▶ **What is being asked**: Note how many lines hold the string "Consultants" and give that number without any other words.

▶ **Listing**:
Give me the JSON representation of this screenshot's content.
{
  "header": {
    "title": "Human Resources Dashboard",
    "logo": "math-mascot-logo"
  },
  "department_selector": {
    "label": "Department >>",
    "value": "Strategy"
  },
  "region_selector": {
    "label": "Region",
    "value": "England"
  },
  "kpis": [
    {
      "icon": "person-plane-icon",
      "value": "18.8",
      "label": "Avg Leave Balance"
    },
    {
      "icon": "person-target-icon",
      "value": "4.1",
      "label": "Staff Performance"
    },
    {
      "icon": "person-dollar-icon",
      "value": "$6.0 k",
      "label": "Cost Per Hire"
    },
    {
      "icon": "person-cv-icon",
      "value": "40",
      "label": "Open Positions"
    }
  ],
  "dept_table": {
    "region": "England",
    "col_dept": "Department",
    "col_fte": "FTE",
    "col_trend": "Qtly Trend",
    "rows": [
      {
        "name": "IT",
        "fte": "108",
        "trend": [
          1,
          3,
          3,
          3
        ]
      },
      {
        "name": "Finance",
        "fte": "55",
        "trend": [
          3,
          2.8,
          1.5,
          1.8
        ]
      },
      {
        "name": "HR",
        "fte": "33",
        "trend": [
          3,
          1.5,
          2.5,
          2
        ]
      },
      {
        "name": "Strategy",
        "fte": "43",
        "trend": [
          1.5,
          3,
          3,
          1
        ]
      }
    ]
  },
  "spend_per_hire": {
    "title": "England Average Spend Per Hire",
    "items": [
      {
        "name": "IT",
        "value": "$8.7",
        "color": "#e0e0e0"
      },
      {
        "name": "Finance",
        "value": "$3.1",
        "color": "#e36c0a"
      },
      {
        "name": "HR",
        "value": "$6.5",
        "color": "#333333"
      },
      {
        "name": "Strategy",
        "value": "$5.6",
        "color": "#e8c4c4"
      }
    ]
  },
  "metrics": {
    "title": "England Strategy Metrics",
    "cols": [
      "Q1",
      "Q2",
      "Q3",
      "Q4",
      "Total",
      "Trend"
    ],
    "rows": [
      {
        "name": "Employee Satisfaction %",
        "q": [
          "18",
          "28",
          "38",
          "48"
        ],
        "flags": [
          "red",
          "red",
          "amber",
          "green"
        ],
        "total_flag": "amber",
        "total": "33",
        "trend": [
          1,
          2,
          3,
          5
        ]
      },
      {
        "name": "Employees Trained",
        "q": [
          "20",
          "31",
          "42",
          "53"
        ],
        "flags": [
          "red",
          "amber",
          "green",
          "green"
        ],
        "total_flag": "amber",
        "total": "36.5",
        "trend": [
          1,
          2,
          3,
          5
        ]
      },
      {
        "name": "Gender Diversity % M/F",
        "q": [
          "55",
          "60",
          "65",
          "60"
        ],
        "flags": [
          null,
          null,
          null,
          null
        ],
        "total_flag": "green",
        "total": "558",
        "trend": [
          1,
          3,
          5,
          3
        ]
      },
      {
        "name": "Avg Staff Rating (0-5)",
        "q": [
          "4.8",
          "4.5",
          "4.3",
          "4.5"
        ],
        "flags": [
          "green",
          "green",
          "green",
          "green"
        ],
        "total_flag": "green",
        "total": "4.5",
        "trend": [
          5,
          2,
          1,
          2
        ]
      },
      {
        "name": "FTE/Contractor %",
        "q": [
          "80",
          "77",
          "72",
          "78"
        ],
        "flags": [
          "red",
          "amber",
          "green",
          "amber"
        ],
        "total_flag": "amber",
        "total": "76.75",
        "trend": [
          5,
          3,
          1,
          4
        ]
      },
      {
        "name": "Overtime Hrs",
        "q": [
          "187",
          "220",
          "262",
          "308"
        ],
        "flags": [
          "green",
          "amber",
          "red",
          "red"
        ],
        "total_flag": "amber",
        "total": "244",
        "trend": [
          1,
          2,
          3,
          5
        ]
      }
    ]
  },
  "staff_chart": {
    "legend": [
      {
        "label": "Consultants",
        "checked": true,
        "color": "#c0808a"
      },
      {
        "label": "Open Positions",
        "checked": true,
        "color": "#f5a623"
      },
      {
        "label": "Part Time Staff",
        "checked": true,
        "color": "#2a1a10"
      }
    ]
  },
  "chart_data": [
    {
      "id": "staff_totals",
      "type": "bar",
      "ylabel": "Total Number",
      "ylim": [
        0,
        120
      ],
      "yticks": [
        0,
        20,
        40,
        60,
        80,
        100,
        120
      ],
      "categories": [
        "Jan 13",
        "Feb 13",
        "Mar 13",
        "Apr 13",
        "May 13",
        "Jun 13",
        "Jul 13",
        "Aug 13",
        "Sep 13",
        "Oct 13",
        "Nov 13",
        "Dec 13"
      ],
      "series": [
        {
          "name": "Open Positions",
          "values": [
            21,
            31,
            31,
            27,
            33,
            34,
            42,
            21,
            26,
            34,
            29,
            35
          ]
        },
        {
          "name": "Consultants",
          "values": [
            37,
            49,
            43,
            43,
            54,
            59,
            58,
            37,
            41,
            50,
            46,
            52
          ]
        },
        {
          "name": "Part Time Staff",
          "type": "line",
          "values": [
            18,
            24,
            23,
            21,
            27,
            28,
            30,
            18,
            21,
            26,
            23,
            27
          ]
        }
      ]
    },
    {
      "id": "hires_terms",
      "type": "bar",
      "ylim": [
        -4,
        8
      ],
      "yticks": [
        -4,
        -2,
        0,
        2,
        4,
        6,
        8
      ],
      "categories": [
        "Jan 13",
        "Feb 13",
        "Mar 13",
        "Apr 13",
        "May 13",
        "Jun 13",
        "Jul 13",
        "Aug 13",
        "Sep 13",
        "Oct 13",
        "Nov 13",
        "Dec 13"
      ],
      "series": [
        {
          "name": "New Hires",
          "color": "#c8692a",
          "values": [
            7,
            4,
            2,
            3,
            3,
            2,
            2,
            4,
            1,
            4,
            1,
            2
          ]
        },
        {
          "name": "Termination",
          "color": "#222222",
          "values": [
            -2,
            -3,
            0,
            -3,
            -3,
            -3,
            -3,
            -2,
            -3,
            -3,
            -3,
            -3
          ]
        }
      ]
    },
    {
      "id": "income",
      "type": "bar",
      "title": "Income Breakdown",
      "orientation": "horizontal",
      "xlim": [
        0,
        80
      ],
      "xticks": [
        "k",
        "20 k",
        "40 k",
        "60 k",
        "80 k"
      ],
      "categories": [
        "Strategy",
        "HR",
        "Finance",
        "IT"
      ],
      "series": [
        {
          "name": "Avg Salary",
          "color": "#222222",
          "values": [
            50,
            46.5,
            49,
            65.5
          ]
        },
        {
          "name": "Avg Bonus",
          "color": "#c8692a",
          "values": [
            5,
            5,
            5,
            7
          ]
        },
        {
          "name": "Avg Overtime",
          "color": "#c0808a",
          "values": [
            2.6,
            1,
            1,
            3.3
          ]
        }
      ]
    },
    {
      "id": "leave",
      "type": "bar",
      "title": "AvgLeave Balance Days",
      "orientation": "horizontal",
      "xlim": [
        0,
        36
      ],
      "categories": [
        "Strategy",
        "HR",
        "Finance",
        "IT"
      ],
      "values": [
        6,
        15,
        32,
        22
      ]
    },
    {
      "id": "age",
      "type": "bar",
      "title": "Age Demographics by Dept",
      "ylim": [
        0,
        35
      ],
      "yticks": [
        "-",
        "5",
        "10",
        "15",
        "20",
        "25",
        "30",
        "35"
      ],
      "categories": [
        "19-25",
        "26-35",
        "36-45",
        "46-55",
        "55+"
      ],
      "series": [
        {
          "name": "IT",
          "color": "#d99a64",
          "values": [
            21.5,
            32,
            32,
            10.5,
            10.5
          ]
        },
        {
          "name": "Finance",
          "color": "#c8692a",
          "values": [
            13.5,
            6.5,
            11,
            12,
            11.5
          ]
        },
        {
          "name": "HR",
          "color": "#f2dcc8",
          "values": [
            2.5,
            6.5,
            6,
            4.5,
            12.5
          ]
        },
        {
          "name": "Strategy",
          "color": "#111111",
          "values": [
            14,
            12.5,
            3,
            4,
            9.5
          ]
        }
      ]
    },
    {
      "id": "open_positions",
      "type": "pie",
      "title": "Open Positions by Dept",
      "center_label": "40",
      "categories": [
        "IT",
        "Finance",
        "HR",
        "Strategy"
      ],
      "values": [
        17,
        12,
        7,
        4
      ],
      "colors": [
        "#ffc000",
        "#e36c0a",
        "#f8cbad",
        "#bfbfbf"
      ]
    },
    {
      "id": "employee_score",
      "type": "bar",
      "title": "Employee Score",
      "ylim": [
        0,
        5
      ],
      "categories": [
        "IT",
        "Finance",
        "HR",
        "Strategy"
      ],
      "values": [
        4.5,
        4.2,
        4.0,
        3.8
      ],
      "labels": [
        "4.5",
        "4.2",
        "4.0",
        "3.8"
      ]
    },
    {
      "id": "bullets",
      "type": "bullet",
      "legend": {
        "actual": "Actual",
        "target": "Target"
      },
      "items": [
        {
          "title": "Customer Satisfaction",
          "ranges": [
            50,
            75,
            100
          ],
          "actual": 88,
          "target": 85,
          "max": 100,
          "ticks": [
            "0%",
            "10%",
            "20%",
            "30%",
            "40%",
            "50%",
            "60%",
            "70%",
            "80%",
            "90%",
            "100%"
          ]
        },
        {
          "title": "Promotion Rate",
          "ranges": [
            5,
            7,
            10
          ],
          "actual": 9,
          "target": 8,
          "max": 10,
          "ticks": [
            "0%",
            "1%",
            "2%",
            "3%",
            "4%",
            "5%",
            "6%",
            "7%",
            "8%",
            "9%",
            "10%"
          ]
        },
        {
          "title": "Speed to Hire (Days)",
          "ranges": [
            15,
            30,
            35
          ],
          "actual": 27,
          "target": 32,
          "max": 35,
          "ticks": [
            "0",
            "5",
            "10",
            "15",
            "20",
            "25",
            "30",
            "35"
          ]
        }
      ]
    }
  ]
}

▶ **Response for this exercise**: 2